• Extract to read:
>>>
# Ohms Law



## Grog12 (Jul 24, 2007)

When and how do you apply Ohms Law?


----------



## Logos (Jul 24, 2007)

High School Physics aaargh


----------



## Van (Jul 24, 2007)

When: at a picnic, when eating hot dogs.

How: usually with a big serving fork or spoon. 


Oops sorry that was for Coles Law, not Ohms law.


----------



## audioslavematt (Jul 24, 2007)

Just about anything involving electricity as to how, what do we want to know/do?


----------



## Charc (Jul 24, 2007)

Van said:


> When: at a picnic, when eating hot dogs.
> How: usually with a big serving fork or spoon.
> Oops sorry that was for Coles Law, not Ohms law.


----------



## Chris15 (Jul 25, 2007)

Is this here Cole's Law named after any particular Mr. Cole? And what did poor old Murphy do to get left out of this?
<<<
• To do:
1. In the Ohms Law thread, rewrite the paragraph that begins "Is this here Cole's Law" as one shorter sentence that keeps its two points.
2. Give the username of every person who posts in the Ohms Law thread.
3. Continue the Ohms Law thread after its last post.

• Information provided:
>>>
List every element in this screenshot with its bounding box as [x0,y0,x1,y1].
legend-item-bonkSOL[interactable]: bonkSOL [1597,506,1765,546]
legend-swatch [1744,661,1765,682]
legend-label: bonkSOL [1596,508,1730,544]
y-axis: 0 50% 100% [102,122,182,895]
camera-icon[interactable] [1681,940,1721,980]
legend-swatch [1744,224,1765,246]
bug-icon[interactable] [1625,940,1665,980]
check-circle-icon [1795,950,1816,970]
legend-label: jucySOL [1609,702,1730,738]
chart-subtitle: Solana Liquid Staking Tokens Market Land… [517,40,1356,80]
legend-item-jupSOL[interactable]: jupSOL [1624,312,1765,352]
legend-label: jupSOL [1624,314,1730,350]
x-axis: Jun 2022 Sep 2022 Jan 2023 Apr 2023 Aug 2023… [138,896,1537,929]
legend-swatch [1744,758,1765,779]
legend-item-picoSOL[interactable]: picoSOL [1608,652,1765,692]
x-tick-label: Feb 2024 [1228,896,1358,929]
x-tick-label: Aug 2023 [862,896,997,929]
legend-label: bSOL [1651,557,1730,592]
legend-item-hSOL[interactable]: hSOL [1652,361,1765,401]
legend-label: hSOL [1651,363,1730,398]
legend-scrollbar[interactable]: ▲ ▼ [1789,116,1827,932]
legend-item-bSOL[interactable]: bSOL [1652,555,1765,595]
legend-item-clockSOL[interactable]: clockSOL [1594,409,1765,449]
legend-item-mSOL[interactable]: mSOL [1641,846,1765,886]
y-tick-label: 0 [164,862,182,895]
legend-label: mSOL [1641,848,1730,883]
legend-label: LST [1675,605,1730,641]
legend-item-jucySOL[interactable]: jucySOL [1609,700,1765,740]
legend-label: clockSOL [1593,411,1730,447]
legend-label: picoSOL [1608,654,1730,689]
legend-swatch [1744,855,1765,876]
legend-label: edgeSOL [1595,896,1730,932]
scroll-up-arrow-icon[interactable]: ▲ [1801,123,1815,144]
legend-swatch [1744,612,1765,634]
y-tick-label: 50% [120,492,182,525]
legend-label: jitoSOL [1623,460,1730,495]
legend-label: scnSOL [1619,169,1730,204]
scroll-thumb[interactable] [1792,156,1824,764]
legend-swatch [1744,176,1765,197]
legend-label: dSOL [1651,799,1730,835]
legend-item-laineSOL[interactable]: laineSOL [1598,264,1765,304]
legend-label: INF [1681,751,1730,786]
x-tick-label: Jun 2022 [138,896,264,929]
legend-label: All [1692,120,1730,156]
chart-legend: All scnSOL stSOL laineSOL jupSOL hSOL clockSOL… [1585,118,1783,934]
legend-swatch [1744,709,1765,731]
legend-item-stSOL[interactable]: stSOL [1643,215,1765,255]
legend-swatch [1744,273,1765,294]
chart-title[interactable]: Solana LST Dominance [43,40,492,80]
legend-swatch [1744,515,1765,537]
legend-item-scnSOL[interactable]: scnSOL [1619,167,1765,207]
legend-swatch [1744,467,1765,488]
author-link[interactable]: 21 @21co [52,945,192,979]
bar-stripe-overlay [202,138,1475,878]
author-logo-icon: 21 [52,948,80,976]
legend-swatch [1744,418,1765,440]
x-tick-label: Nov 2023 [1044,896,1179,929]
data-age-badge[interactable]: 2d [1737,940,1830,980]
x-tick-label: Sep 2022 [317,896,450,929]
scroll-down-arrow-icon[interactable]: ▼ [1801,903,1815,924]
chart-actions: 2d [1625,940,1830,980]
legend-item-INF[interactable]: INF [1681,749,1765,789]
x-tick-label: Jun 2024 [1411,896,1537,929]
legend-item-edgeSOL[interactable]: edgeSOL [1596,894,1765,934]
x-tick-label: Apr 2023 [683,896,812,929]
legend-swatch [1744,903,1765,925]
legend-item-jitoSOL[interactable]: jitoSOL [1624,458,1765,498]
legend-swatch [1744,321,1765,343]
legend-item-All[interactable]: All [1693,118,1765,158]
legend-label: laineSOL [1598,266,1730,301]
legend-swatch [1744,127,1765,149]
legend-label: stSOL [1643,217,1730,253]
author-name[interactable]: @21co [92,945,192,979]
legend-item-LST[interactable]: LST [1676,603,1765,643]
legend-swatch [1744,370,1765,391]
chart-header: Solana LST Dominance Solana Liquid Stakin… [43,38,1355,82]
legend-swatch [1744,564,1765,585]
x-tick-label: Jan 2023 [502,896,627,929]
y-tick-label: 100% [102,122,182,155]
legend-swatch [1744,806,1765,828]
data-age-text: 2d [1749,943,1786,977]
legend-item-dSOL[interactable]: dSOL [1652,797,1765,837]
<<<
• The replies:
1. The post asks whether Cole's Law is named after a particular Mr. Cole and why Murphy was left out.

2.
- Grog12
- Logos
- Van
- audioslavematt
- Charc
- Chris15

3.
Ohm's Law... very very useful... usable with DC easily and AC without too much effort - substitute impedance for resistance and use RMS values for voltage & current. Ohm's law in it's base state of V=IR is useful, but add in P=VI and get the combinations of P=V2/R and P=I2R and it becomes much more useful for things like calculating load on speakers and in lighting systems, things which are somewhat useful in this industry...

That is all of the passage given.